■ **WHAT THE TASK REQUIRES**:
Please copy the material below word for word, leaving out the pictures.

(Records from a dataset)
□ □ □ □ □

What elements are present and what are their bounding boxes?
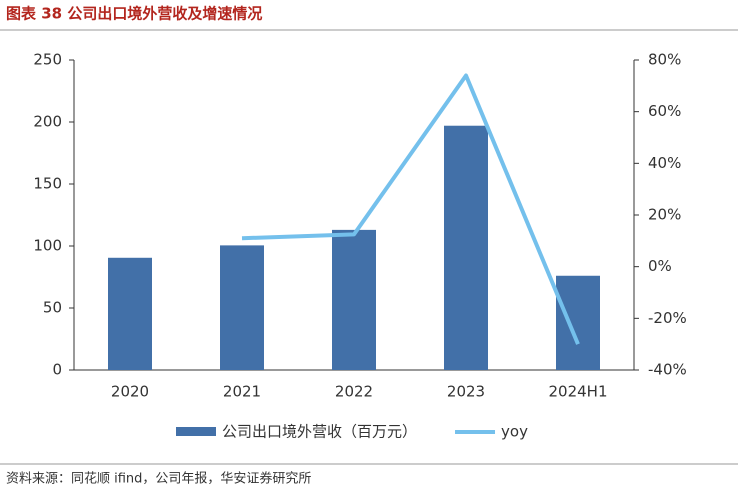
y-tick-label: 250: [33, 51, 62, 69]
y-tick-label: 50: [43, 299, 62, 317]
x-tick-label: 2024H1: [549, 383, 608, 401]
bar: [220, 245, 264, 370]
source: 资料来源：同花顺 ifind，公司年报，华安证券研究所: [6, 471, 311, 487]
y2-tick-label: 40%: [648, 154, 681, 172]
y2-tick-label: 60%: [648, 102, 681, 120]
line: [241, 73, 580, 345]
legend-swatch: [176, 427, 216, 436]
y2-tick-label: -40%: [648, 361, 687, 379]
y2-tick-label: 0%: [648, 257, 672, 275]
y2-tick-label: -20%: [648, 309, 687, 327]
bar: [556, 275, 600, 370]
y-tick-label: 200: [33, 113, 62, 131]
x-tick-label: 2020: [111, 383, 149, 401]
bar: [444, 125, 488, 370]
y-tick-label: 150: [33, 175, 62, 193]
y-tick-label: 0: [52, 361, 62, 379]
y2-tick-label: 20%: [648, 206, 681, 224]
y2-tick-label: 80%: [648, 51, 681, 69]
x-tick-label: 2022: [335, 383, 373, 401]
bar: [108, 257, 152, 370]
x-tick-label: 2021: [223, 383, 261, 401]
legend-label: 公司出口境外营收（百万元）: [222, 423, 417, 441]
x-tick-label: 2023: [447, 383, 485, 401]
bar: [332, 229, 376, 370]
legend-label: yoy: [501, 423, 528, 441]
y-tick-label: 100: [33, 237, 62, 255]
chart-title: 图表 38 公司出口境外营收及增速情况: [6, 5, 262, 23]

□ □ □ □ □

■ **RESPONSE**:
What elements are present and what are their bounding boxes?
y-tick-label: 250: [33, 51, 62, 69]
y-tick-label: 50: [43, 299, 62, 317]
x-tick-label: 2024H1: [549, 383, 608, 401]
bar: [220, 245, 264, 370]
source: 资料来源：同花顺 ifind，公司年报，华安证券研究所: [6, 471, 311, 487]
y2-tick-label: 40%: [648, 154, 681, 172]
y2-tick-label: 60%: [648, 102, 681, 120]
line: [241, 73, 580, 345]
legend-swatch: [176, 427, 216, 436]
y2-tick-label: -40%: [648, 361, 687, 379]
y2-tick-label: 0%: [648, 257, 672, 275]
y2-tick-label: -20%: [648, 309, 687, 327]
bar: [556, 275, 600, 370]
y-tick-label: 200: [33, 113, 62, 131]
x-tick-label: 2020: [111, 383, 149, 401]
bar: [444, 125, 488, 370]
y-tick-label: 150: [33, 175, 62, 193]
y-tick-label: 0: [52, 361, 62, 379]
y2-tick-label: 20%: [648, 206, 681, 224]
y2-tick-label: 80%: [648, 51, 681, 69]
x-tick-label: 2022: [335, 383, 373, 401]
bar: [108, 257, 152, 370]
x-tick-label: 2021: [223, 383, 261, 401]
legend-label: 公司出口境外营收（百万元）: [222, 423, 417, 441]
x-tick-label: 2023: [447, 383, 485, 401]
bar: [332, 229, 376, 370]
legend-label: yoy: [501, 423, 528, 441]
y-tick-label: 100: [33, 237, 62, 255]
chart-title: 图表 38 公司出口境外营收及增速情况: [6, 5, 262, 23]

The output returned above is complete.